◆ PROVIDED DATA:
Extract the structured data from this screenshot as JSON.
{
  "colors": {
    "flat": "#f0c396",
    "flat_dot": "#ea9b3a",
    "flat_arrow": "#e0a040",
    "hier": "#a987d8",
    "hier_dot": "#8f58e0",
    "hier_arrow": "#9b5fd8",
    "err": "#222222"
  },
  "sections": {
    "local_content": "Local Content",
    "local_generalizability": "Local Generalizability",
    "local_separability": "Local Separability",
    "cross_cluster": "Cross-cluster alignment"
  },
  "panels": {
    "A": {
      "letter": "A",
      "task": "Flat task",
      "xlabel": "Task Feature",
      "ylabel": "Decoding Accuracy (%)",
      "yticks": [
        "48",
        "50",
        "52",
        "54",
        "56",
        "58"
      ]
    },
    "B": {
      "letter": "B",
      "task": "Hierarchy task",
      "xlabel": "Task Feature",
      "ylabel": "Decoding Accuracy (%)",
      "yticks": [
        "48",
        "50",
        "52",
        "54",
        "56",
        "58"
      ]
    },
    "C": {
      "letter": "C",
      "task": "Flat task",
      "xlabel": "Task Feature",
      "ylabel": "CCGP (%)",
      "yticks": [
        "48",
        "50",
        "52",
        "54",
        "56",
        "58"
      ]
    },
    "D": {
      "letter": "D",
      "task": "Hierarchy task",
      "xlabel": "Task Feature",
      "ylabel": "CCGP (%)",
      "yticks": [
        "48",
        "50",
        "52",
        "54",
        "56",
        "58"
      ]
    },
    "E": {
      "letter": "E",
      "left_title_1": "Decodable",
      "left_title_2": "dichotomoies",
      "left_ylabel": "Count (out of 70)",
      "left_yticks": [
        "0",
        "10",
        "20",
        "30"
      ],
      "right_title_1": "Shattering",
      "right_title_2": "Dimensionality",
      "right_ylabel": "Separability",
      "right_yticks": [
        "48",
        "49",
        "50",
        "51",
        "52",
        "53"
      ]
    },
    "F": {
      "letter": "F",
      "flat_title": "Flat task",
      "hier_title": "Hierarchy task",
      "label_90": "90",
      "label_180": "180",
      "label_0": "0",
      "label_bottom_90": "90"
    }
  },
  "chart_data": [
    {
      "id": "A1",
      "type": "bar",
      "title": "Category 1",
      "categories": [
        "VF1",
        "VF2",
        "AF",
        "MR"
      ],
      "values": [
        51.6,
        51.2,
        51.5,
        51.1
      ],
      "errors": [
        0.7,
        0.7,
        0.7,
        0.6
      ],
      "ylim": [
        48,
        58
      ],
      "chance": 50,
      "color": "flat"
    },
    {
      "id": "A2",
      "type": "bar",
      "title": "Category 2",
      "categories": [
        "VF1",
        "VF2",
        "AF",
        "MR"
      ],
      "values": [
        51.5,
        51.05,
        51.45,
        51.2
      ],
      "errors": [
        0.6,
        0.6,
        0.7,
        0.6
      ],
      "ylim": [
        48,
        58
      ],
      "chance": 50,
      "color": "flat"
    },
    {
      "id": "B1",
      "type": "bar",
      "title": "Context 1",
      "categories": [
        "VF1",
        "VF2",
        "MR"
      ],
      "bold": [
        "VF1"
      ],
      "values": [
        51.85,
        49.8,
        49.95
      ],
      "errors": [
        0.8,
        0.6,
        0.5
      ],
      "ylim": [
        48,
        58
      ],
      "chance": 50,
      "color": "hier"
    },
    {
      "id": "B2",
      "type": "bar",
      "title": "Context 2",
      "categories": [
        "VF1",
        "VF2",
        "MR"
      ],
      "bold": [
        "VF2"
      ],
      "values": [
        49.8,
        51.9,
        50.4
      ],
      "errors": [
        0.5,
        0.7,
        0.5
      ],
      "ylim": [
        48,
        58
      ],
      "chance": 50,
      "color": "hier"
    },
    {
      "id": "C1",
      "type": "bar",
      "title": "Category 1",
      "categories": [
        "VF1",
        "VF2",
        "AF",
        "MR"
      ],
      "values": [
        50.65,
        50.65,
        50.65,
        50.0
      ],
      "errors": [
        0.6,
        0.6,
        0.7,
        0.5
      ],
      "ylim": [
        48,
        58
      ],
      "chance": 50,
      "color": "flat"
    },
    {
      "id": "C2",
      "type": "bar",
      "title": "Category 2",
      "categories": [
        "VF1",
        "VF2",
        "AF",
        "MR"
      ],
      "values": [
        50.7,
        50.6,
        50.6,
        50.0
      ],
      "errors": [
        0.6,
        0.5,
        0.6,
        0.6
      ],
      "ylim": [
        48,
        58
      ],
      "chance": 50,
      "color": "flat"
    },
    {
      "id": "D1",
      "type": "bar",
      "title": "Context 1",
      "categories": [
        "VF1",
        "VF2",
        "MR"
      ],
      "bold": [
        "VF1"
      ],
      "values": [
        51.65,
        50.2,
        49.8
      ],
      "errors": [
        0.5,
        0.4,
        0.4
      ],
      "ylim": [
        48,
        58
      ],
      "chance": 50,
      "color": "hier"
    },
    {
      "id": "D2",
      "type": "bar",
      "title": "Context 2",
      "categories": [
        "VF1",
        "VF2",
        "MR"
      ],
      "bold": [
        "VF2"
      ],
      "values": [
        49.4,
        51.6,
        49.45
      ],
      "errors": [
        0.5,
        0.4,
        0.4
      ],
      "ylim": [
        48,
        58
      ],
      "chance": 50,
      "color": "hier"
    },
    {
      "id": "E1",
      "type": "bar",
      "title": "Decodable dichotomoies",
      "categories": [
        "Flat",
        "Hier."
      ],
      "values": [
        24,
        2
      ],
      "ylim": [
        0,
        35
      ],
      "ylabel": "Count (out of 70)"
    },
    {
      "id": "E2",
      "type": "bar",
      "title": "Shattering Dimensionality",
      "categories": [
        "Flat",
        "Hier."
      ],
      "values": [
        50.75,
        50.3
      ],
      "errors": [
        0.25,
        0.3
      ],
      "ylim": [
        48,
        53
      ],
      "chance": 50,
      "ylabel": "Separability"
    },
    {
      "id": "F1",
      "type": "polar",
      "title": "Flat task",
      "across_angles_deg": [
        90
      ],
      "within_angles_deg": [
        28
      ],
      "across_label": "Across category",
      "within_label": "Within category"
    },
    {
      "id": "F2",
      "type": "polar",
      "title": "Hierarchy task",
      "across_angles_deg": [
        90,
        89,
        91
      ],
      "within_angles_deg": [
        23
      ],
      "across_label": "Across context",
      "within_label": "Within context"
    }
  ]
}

◆ WHAT NEEDS TO BE DONE: Take the lines above and print them exactly.

◆ TASK OUTPUT:
Extract the structured data from this screenshot as JSON.
{
  "colors": {
    "flat": "#f0c396",
    "flat_dot": "#ea9b3a",
    "flat_arrow": "#e0a040",
    "hier": "#a987d8",
    "hier_dot": "#8f58e0",
    "hier_arrow": "#9b5fd8",
    "err": "#222222"
  },
  "sections": {
    "local_content": "Local Content",
    "local_generalizability": "Local Generalizability",
    "local_separability": "Local Separability",
    "cross_cluster": "Cross-cluster alignment"
  },
  "panels": {
    "A": {
      "letter": "A",
      "task": "Flat task",
      "xlabel": "Task Feature",
      "ylabel": "Decoding Accuracy (%)",
      "yticks": [
        "48",
        "50",
        "52",
        "54",
        "56",
        "58"
      ]
    },
    "B": {
      "letter": "B",
      "task": "Hierarchy task",
      "xlabel": "Task Feature",
      "ylabel": "Decoding Accuracy (%)",
      "yticks": [
        "48",
        "50",
        "52",
        "54",
        "56",
        "58"
      ]
    },
    "C": {
      "letter": "C",
      "task": "Flat task",
      "xlabel": "Task Feature",
      "ylabel": "CCGP (%)",
      "yticks": [
        "48",
        "50",
        "52",
        "54",
        "56",
        "58"
      ]
    },
    "D": {
      "letter": "D",
      "task": "Hierarchy task",
      "xlabel": "Task Feature",
      "ylabel": "CCGP (%)",
      "yticks": [
        "48",
        "50",
        "52",
        "54",
        "56",
        "58"
      ]
    },
    "E": {
      "letter": "E",
      "left_title_1": "Decodable",
      "left_title_2": "dichotomoies",
      "left_ylabel": "Count (out of 70)",
      "left_yticks": [
        "0",
        "10",
        "20",
        "30"
      ],
      "right_title_1": "Shattering",
      "right_title_2": "Dimensionality",
      "right_ylabel": "Separability",
      "right_yticks": [
        "48",
        "49",
        "50",
        "51",
        "52",
        "53"
      ]
    },
    "F": {
      "letter": "F",
      "flat_title": "Flat task",
      "hier_title": "Hierarchy task",
      "label_90": "90",
      "label_180": "180",
      "label_0": "0",
      "label_bottom_90": "90"
    }
  },
  "chart_data": [
    {
      "id": "A1",
      "type": "bar",
      "title": "Category 1",
      "categories": [
        "VF1",
        "VF2",
        "AF",
        "MR"
      ],
      "values": [
        51.6,
        51.2,
        51.5,
        51.1
      ],
      "errors": [
        0.7,
        0.7,
        0.7,
        0.6
      ],
      "ylim": [
        48,
        58
      ],
      "chance": 50,
      "color": "flat"
    },
    {
      "id": "A2",
      "type": "bar",
      "title": "Category 2",
      "categories": [
        "VF1",
        "VF2",
        "AF",
        "MR"
      ],
      "values": [
        51.5,
        51.05,
        51.45,
        51.2
      ],
      "errors": [
        0.6,
        0.6,
        0.7,
        0.6
      ],
      "ylim": [
        48,
        58
      ],
      "chance": 50,
      "color": "flat"
    },
    {
      "id": "B1",
      "type": "bar",
      "title": "Context 1",
      "categories": [
        "VF1",
        "VF2",
        "MR"
      ],
      "bold": [
        "VF1"
      ],
      "values": [
        51.85,
        49.8,
        49.95
      ],
      "errors": [
        0.8,
        0.6,
        0.5
      ],
      "ylim": [
        48,
        58
      ],
      "chance": 50,
      "color": "hier"
    },
    {
      "id": "B2",
      "type": "bar",
      "title": "Context 2",
      "categories": [
        "VF1",
        "VF2",
        "MR"
      ],
      "bold": [
        "VF2"
      ],
      "values": [
        49.8,
        51.9,
        50.4
      ],
      "errors": [
        0.5,
        0.7,
        0.5
      ],
      "ylim": [
        48,
        58
      ],
      "chance": 50,
      "color": "hier"
    },
    {
      "id": "C1",
      "type": "bar",
      "title": "Category 1",
      "categories": [
        "VF1",
        "VF2",
        "AF",
        "MR"
      ],
      "values": [
        50.65,
        50.65,
        50.65,
        50.0
      ],
      "errors": [
        0.6,
        0.6,
        0.7,
        0.5
      ],
      "ylim": [
        48,
        58
      ],
      "chance": 50,
      "color": "flat"
    },
    {
      "id": "C2",
      "type": "bar",
      "title": "Category 2",
      "categories": [
        "VF1",
        "VF2",
        "AF",
        "MR"
      ],
      "values": [
        50.7,
        50.6,
        50.6,
        50.0
      ],
      "errors": [
        0.6,
        0.5,
        0.6,
        0.6
      ],
      "ylim": [
        48,
        58
      ],
      "chance": 50,
      "color": "flat"
    },
    {
      "id": "D1",
      "type": "bar",
      "title": "Context 1",
      "categories": [
        "VF1",
        "VF2",
        "MR"
      ],
      "bold": [
        "VF1"
      ],
      "values": [
        51.65,
        50.2,
        49.8
      ],
      "errors": [
        0.5,
        0.4,
        0.4
      ],
      "ylim": [
        48,
        58
      ],
      "chance": 50,
      "color": "hier"
    },
    {
      "id": "D2",
      "type": "bar",
      "title": "Context 2",
      "categories": [
        "VF1",
        "VF2",
        "MR"
      ],
      "bold": [
        "VF2"
      ],
      "values": [
        49.4,
        51.6,
        49.45
      ],
      "errors": [
        0.5,
        0.4,
        0.4
      ],
      "ylim": [
        48,
        58
      ],
      "chance": 50,
      "color": "hier"
    },
    {
      "id": "E1",
      "type": "bar",
      "title": "Decodable dichotomoies",
      "categories": [
        "Flat",
        "Hier."
      ],
      "values": [
        24,
        2
      ],
      "ylim": [
        0,
        35
      ],
      "ylabel": "Count (out of 70)"
    },
    {
      "id": "E2",
      "type": "bar",
      "title": "Shattering Dimensionality",
      "categories": [
        "Flat",
        "Hier."
      ],
      "values": [
        50.75,
        50.3
      ],
      "errors": [
        0.25,
        0.3
      ],
      "ylim": [
        48,
        53
      ],
      "chance": 50,
      "ylabel": "Separability"
    },
    {
      "id": "F1",
      "type": "polar",
      "title": "Flat task",
      "across_angles_deg": [
        90
      ],
      "within_angles_deg": [
        28
      ],
      "across_label": "Across category",
      "within_label": "Within category"
    },
    {
      "id": "F2",
      "type": "polar",
      "title": "Hierarchy task",
      "across_angles_deg": [
        90,
        89,
        91
      ],
      "within_angles_deg": [
        23
      ],
      "across_label": "Across context",
      "within_label": "Within context"
    }
  ]
}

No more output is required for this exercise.